_Task to carry out_
Copy every record exactly, and keep the pictures out.

_Provided information_
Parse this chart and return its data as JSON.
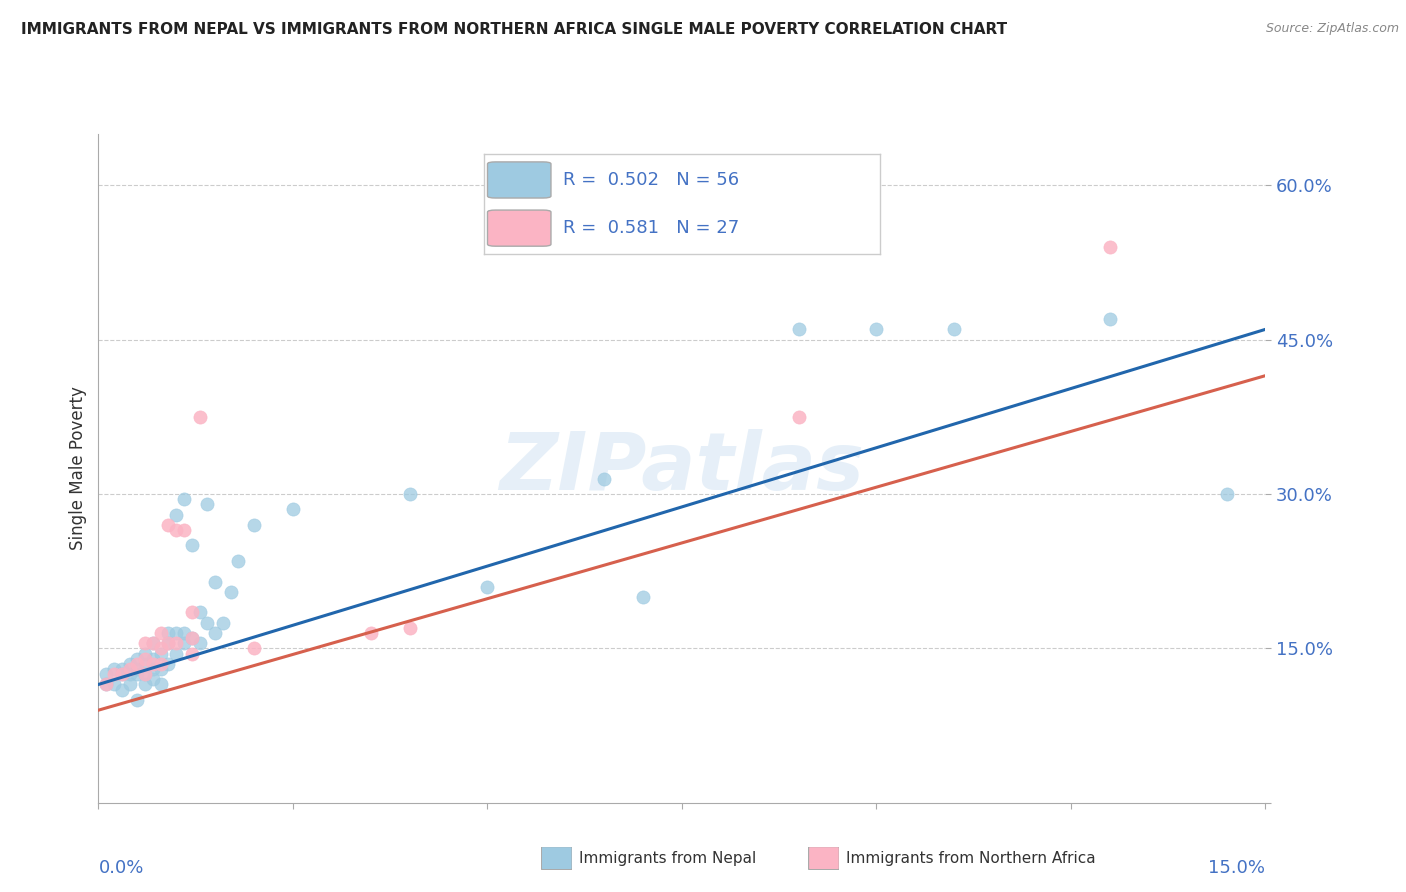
{
  "title": "IMMIGRANTS FROM NEPAL VS IMMIGRANTS FROM NORTHERN AFRICA SINGLE MALE POVERTY CORRELATION CHART",
  "source": "Source: ZipAtlas.com",
  "ylabel": "Single Male Poverty",
  "ytick_labels": [
    "",
    "15.0%",
    "30.0%",
    "45.0%",
    "60.0%"
  ],
  "yticks": [
    0.0,
    0.15,
    0.3,
    0.45,
    0.6
  ],
  "xlim": [
    0.0,
    0.15
  ],
  "ylim": [
    0.0,
    0.65
  ],
  "nepal_color": "#9ecae1",
  "nafrica_color": "#fbb4c4",
  "nepal_line_color": "#2166ac",
  "nafrica_line_color": "#d6604d",
  "r_nepal": 0.502,
  "n_nepal": 56,
  "r_nafrica": 0.581,
  "n_nafrica": 27,
  "nepal_scatter": [
    [
      0.001,
      0.115
    ],
    [
      0.001,
      0.125
    ],
    [
      0.002,
      0.115
    ],
    [
      0.002,
      0.13
    ],
    [
      0.003,
      0.11
    ],
    [
      0.003,
      0.125
    ],
    [
      0.003,
      0.13
    ],
    [
      0.004,
      0.115
    ],
    [
      0.004,
      0.125
    ],
    [
      0.004,
      0.135
    ],
    [
      0.005,
      0.1
    ],
    [
      0.005,
      0.125
    ],
    [
      0.005,
      0.13
    ],
    [
      0.005,
      0.14
    ],
    [
      0.006,
      0.115
    ],
    [
      0.006,
      0.125
    ],
    [
      0.006,
      0.135
    ],
    [
      0.006,
      0.145
    ],
    [
      0.007,
      0.12
    ],
    [
      0.007,
      0.13
    ],
    [
      0.007,
      0.14
    ],
    [
      0.007,
      0.155
    ],
    [
      0.008,
      0.115
    ],
    [
      0.008,
      0.13
    ],
    [
      0.008,
      0.145
    ],
    [
      0.009,
      0.135
    ],
    [
      0.009,
      0.155
    ],
    [
      0.009,
      0.165
    ],
    [
      0.01,
      0.145
    ],
    [
      0.01,
      0.165
    ],
    [
      0.01,
      0.28
    ],
    [
      0.011,
      0.155
    ],
    [
      0.011,
      0.165
    ],
    [
      0.011,
      0.295
    ],
    [
      0.012,
      0.16
    ],
    [
      0.012,
      0.25
    ],
    [
      0.013,
      0.155
    ],
    [
      0.013,
      0.185
    ],
    [
      0.014,
      0.175
    ],
    [
      0.014,
      0.29
    ],
    [
      0.015,
      0.165
    ],
    [
      0.015,
      0.215
    ],
    [
      0.016,
      0.175
    ],
    [
      0.017,
      0.205
    ],
    [
      0.018,
      0.235
    ],
    [
      0.02,
      0.27
    ],
    [
      0.025,
      0.285
    ],
    [
      0.04,
      0.3
    ],
    [
      0.05,
      0.21
    ],
    [
      0.065,
      0.315
    ],
    [
      0.07,
      0.2
    ],
    [
      0.09,
      0.46
    ],
    [
      0.1,
      0.46
    ],
    [
      0.11,
      0.46
    ],
    [
      0.13,
      0.47
    ],
    [
      0.145,
      0.3
    ]
  ],
  "nafrica_scatter": [
    [
      0.001,
      0.115
    ],
    [
      0.002,
      0.125
    ],
    [
      0.003,
      0.125
    ],
    [
      0.004,
      0.13
    ],
    [
      0.005,
      0.135
    ],
    [
      0.006,
      0.125
    ],
    [
      0.006,
      0.14
    ],
    [
      0.006,
      0.155
    ],
    [
      0.007,
      0.135
    ],
    [
      0.007,
      0.155
    ],
    [
      0.008,
      0.135
    ],
    [
      0.008,
      0.15
    ],
    [
      0.008,
      0.165
    ],
    [
      0.009,
      0.155
    ],
    [
      0.009,
      0.27
    ],
    [
      0.01,
      0.155
    ],
    [
      0.01,
      0.265
    ],
    [
      0.011,
      0.265
    ],
    [
      0.012,
      0.145
    ],
    [
      0.012,
      0.16
    ],
    [
      0.012,
      0.185
    ],
    [
      0.013,
      0.375
    ],
    [
      0.02,
      0.15
    ],
    [
      0.035,
      0.165
    ],
    [
      0.04,
      0.17
    ],
    [
      0.09,
      0.375
    ],
    [
      0.13,
      0.54
    ]
  ],
  "nepal_trendline": [
    0.0,
    0.115,
    0.15,
    0.46
  ],
  "nafrica_trendline": [
    0.0,
    0.09,
    0.15,
    0.415
  ],
  "watermark": "ZIPatlas",
  "background_color": "#ffffff",
  "grid_color": "#cccccc",
  "legend_box_color": "#f5f5f5",
  "legend_border_color": "#cccccc"
}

_Response to the task_
Parse this chart and return its data as JSON.
{
  "title": "IMMIGRANTS FROM NEPAL VS IMMIGRANTS FROM NORTHERN AFRICA SINGLE MALE POVERTY CORRELATION CHART",
  "source": "Source: ZipAtlas.com",
  "ylabel": "Single Male Poverty",
  "ytick_labels": [
    "",
    "15.0%",
    "30.0%",
    "45.0%",
    "60.0%"
  ],
  "yticks": [
    0.0,
    0.15,
    0.3,
    0.45,
    0.6
  ],
  "xlim": [
    0.0,
    0.15
  ],
  "ylim": [
    0.0,
    0.65
  ],
  "nepal_color": "#9ecae1",
  "nafrica_color": "#fbb4c4",
  "nepal_line_color": "#2166ac",
  "nafrica_line_color": "#d6604d",
  "r_nepal": 0.502,
  "n_nepal": 56,
  "r_nafrica": 0.581,
  "n_nafrica": 27,
  "nepal_scatter": [
    [
      0.001,
      0.115
    ],
    [
      0.001,
      0.125
    ],
    [
      0.002,
      0.115
    ],
    [
      0.002,
      0.13
    ],
    [
      0.003,
      0.11
    ],
    [
      0.003,
      0.125
    ],
    [
      0.003,
      0.13
    ],
    [
      0.004,
      0.115
    ],
    [
      0.004,
      0.125
    ],
    [
      0.004,
      0.135
    ],
    [
      0.005,
      0.1
    ],
    [
      0.005,
      0.125
    ],
    [
      0.005,
      0.13
    ],
    [
      0.005,
      0.14
    ],
    [
      0.006,
      0.115
    ],
    [
      0.006,
      0.125
    ],
    [
      0.006,
      0.135
    ],
    [
      0.006,
      0.145
    ],
    [
      0.007,
      0.12
    ],
    [
      0.007,
      0.13
    ],
    [
      0.007,
      0.14
    ],
    [
      0.007,
      0.155
    ],
    [
      0.008,
      0.115
    ],
    [
      0.008,
      0.13
    ],
    [
      0.008,
      0.145
    ],
    [
      0.009,
      0.135
    ],
    [
      0.009,
      0.155
    ],
    [
      0.009,
      0.165
    ],
    [
      0.01,
      0.145
    ],
    [
      0.01,
      0.165
    ],
    [
      0.01,
      0.28
    ],
    [
      0.011,
      0.155
    ],
    [
      0.011,
      0.165
    ],
    [
      0.011,
      0.295
    ],
    [
      0.012,
      0.16
    ],
    [
      0.012,
      0.25
    ],
    [
      0.013,
      0.155
    ],
    [
      0.013,
      0.185
    ],
    [
      0.014,
      0.175
    ],
    [
      0.014,
      0.29
    ],
    [
      0.015,
      0.165
    ],
    [
      0.015,
      0.215
    ],
    [
      0.016,
      0.175
    ],
    [
      0.017,
      0.205
    ],
    [
      0.018,
      0.235
    ],
    [
      0.02,
      0.27
    ],
    [
      0.025,
      0.285
    ],
    [
      0.04,
      0.3
    ],
    [
      0.05,
      0.21
    ],
    [
      0.065,
      0.315
    ],
    [
      0.07,
      0.2
    ],
    [
      0.09,
      0.46
    ],
    [
      0.1,
      0.46
    ],
    [
      0.11,
      0.46
    ],
    [
      0.13,
      0.47
    ],
    [
      0.145,
      0.3
    ]
  ],
  "nafrica_scatter": [
    [
      0.001,
      0.115
    ],
    [
      0.002,
      0.125
    ],
    [
      0.003,
      0.125
    ],
    [
      0.004,
      0.13
    ],
    [
      0.005,
      0.135
    ],
    [
      0.006,
      0.125
    ],
    [
      0.006,
      0.14
    ],
    [
      0.006,
      0.155
    ],
    [
      0.007,
      0.135
    ],
    [
      0.007,
      0.155
    ],
    [
      0.008,
      0.135
    ],
    [
      0.008,
      0.15
    ],
    [
      0.008,
      0.165
    ],
    [
      0.009,
      0.155
    ],
    [
      0.009,
      0.27
    ],
    [
      0.01,
      0.155
    ],
    [
      0.01,
      0.265
    ],
    [
      0.011,
      0.265
    ],
    [
      0.012,
      0.145
    ],
    [
      0.012,
      0.16
    ],
    [
      0.012,
      0.185
    ],
    [
      0.013,
      0.375
    ],
    [
      0.02,
      0.15
    ],
    [
      0.035,
      0.165
    ],
    [
      0.04,
      0.17
    ],
    [
      0.09,
      0.375
    ],
    [
      0.13,
      0.54
    ]
  ],
  "nepal_trendline": [
    0.0,
    0.115,
    0.15,
    0.46
  ],
  "nafrica_trendline": [
    0.0,
    0.09,
    0.15,
    0.415
  ],
  "watermark": "ZIPatlas",
  "background_color": "#ffffff",
  "grid_color": "#cccccc",
  "legend_box_color": "#f5f5f5",
  "legend_border_color": "#cccccc"
}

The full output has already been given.